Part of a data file
☆ ☆ ☆ ☆
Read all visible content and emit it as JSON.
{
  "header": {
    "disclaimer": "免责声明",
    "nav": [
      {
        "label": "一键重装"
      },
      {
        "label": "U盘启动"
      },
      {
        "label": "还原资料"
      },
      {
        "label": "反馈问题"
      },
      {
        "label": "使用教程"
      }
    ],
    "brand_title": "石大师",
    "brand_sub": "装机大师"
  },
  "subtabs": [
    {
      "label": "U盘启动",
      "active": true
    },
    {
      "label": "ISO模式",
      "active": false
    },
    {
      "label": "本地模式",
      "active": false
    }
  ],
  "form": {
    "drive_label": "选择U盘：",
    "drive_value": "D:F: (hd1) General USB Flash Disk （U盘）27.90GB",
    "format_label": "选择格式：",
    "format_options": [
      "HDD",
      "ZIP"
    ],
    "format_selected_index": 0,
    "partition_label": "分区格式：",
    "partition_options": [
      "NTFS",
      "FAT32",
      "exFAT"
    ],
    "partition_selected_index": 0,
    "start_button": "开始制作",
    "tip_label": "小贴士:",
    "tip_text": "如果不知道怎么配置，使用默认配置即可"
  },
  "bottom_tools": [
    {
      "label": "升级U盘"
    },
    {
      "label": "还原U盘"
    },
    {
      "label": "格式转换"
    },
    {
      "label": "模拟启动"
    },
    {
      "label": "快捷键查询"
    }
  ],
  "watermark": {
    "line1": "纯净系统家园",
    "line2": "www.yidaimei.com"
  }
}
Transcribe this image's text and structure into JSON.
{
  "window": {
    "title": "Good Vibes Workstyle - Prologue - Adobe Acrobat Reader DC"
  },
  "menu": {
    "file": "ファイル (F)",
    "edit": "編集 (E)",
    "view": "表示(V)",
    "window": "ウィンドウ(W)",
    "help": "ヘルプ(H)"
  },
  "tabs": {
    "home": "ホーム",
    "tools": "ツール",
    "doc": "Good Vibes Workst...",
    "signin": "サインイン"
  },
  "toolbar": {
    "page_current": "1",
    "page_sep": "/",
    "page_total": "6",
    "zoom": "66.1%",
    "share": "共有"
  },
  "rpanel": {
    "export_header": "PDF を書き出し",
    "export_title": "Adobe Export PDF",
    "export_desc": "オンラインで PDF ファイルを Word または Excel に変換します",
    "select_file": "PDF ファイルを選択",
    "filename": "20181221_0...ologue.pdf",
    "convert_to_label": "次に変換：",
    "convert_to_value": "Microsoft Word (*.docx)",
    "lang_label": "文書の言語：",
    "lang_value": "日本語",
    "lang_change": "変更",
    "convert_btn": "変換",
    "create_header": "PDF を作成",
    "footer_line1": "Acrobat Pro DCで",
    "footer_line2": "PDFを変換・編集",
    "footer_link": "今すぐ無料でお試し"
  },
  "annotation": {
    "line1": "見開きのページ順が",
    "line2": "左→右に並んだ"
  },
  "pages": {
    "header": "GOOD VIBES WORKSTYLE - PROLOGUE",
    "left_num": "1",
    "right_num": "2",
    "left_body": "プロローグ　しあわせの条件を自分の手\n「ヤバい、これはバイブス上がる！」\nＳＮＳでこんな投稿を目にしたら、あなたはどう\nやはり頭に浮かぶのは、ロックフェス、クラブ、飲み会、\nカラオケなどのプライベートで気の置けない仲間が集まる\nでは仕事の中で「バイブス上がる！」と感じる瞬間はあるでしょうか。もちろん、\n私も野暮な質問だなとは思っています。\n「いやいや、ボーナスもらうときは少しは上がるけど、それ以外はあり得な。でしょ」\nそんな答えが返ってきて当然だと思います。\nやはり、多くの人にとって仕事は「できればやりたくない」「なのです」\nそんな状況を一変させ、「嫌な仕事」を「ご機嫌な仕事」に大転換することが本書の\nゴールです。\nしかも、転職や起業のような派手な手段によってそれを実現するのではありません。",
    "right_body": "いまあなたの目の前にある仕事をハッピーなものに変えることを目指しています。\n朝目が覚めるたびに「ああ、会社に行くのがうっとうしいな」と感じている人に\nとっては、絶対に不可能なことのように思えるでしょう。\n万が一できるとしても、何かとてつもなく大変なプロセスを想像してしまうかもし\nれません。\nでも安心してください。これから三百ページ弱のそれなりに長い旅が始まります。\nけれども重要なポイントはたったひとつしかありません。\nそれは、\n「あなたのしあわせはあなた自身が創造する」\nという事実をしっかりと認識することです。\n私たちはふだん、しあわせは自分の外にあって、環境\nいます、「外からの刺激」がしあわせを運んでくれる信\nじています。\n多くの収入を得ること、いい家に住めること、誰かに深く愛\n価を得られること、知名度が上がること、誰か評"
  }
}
☆ ☆ ☆ ☆
### [Instructions to follow]
Copy all the records above precisely.

### [Response to this task]
Read all visible content and emit it as JSON.
{
  "header": {
    "disclaimer": "免责声明",
    "nav": [
      {
        "label": "一键重装"
      },
      {
        "label": "U盘启动"
      },
      {
        "label": "还原资料"
      },
      {
        "label": "反馈问题"
      },
      {
        "label": "使用教程"
      }
    ],
    "brand_title": "石大师",
    "brand_sub": "装机大师"
  },
  "subtabs": [
    {
      "label": "U盘启动",
      "active": true
    },
    {
      "label": "ISO模式",
      "active": false
    },
    {
      "label": "本地模式",
      "active": false
    }
  ],
  "form": {
    "drive_label": "选择U盘：",
    "drive_value": "D:F: (hd1) General USB Flash Disk （U盘）27.90GB",
    "format_label": "选择格式：",
    "format_options": [
      "HDD",
      "ZIP"
    ],
    "format_selected_index": 0,
    "partition_label": "分区格式：",
    "partition_options": [
      "NTFS",
      "FAT32",
      "exFAT"
    ],
    "partition_selected_index": 0,
    "start_button": "开始制作",
    "tip_label": "小贴士:",
    "tip_text": "如果不知道怎么配置，使用默认配置即可"
  },
  "bottom_tools": [
    {
      "label": "升级U盘"
    },
    {
      "label": "还原U盘"
    },
    {
      "label": "格式转换"
    },
    {
      "label": "模拟启动"
    },
    {
      "label": "快捷键查询"
    }
  ],
  "watermark": {
    "line1": "纯净系统家园",
    "line2": "www.yidaimei.com"
  }
}
Transcribe this image's text and structure into JSON.
{
  "window": {
    "title": "Good Vibes Workstyle - Prologue - Adobe Acrobat Reader DC"
  },
  "menu": {
    "file": "ファイル (F)",
    "edit": "編集 (E)",
    "view": "表示(V)",
    "window": "ウィンドウ(W)",
    "help": "ヘルプ(H)"
  },
  "tabs": {
    "home": "ホーム",
    "tools": "ツール",
    "doc": "Good Vibes Workst...",
    "signin": "サインイン"
  },
  "toolbar": {
    "page_current": "1",
    "page_sep": "/",
    "page_total": "6",
    "zoom": "66.1%",
    "share": "共有"
  },
  "rpanel": {
    "export_header": "PDF を書き出し",
    "export_title": "Adobe Export PDF",
    "export_desc": "オンラインで PDF ファイルを Word または Excel に変換します",
    "select_file": "PDF ファイルを選択",
    "filename": "20181221_0...ologue.pdf",
    "convert_to_label": "次に変換：",
    "convert_to_value": "Microsoft Word (*.docx)",
    "lang_label": "文書の言語：",
    "lang_value": "日本語",
    "lang_change": "変更",
    "convert_btn": "変換",
    "create_header": "PDF を作成",
    "footer_line1": "Acrobat Pro DCで",
    "footer_line2": "PDFを変換・編集",
    "footer_link": "今すぐ無料でお試し"
  },
  "annotation": {
    "line1": "見開きのページ順が",
    "line2": "左→右に並んだ"
  },
  "pages": {
    "header": "GOOD VIBES WORKSTYLE - PROLOGUE",
    "left_num": "1",
    "right_num": "2",
    "left_body": "プロローグ　しあわせの条件を自分の手\n「ヤバい、これはバイブス上がる！」\nＳＮＳでこんな投稿を目にしたら、あなたはどう\nやはり頭に浮かぶのは、ロックフェス、クラブ、飲み会、\nカラオケなどのプライベートで気の置けない仲間が集まる\nでは仕事の中で「バイブス上がる！」と感じる瞬間はあるでしょうか。もちろん、\n私も野暮な質問だなとは思っています。\n「いやいや、ボーナスもらうときは少しは上がるけど、それ以外はあり得な。でしょ」\nそんな答えが返ってきて当然だと思います。\nやはり、多くの人にとって仕事は「できればやりたくない」「なのです」\nそんな状況を一変させ、「嫌な仕事」を「ご機嫌な仕事」に大転換することが本書の\nゴールです。\nしかも、転職や起業のような派手な手段によってそれを実現するのではありません。",
    "right_body": "いまあなたの目の前にある仕事をハッピーなものに変えることを目指しています。\n朝目が覚めるたびに「ああ、会社に行くのがうっとうしいな」と感じている人に\nとっては、絶対に不可能なことのように思えるでしょう。\n万が一できるとしても、何かとてつもなく大変なプロセスを想像してしまうかもし\nれません。\nでも安心してください。これから三百ページ弱のそれなりに長い旅が始まります。\nけれども重要なポイントはたったひとつしかありません。\nそれは、\n「あなたのしあわせはあなた自身が創造する」\nという事実をしっかりと認識することです。\n私たちはふだん、しあわせは自分の外にあって、環境\nいます、「外からの刺激」がしあわせを運んでくれる信\nじています。\n多くの収入を得ること、いい家に住めること、誰かに深く愛\n価を得られること、知名度が上がること、誰か評"
  }
}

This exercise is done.